● Supplied records

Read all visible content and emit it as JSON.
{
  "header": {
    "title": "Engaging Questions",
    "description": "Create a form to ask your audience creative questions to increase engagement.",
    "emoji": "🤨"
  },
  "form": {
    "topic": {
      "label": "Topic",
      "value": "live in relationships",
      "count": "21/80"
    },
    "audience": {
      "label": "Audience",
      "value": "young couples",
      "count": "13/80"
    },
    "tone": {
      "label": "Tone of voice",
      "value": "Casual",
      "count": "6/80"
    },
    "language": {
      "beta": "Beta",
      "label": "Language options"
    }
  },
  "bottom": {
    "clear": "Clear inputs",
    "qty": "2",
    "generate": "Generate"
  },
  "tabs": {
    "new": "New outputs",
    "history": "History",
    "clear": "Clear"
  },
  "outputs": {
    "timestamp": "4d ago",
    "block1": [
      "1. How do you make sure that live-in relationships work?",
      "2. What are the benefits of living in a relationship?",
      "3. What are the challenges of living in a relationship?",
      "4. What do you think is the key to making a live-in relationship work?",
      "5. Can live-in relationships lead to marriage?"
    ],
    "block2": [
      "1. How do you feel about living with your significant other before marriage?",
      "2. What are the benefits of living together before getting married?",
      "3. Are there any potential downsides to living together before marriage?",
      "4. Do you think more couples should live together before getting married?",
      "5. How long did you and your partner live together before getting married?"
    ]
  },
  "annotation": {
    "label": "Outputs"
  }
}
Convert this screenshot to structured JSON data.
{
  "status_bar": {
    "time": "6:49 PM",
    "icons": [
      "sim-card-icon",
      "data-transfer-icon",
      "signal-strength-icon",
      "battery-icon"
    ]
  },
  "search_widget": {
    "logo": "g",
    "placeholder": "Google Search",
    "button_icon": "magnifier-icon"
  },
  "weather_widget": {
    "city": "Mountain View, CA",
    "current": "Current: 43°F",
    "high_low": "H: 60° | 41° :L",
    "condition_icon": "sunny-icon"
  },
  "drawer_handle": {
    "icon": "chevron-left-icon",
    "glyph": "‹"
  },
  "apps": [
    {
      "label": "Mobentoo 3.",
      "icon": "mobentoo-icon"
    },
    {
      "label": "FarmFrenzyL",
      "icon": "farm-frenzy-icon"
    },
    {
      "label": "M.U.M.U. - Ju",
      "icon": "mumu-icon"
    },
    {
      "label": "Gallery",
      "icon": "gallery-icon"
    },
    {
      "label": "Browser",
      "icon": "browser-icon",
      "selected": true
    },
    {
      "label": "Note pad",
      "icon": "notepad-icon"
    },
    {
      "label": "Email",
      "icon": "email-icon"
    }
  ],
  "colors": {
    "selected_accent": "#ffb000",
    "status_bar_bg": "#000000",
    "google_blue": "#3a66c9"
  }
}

● Aim
Find each line with the string "data" and copy it out.

● Solution to this problem
Convert this screenshot to structured JSON data.
      "data-transfer-icon",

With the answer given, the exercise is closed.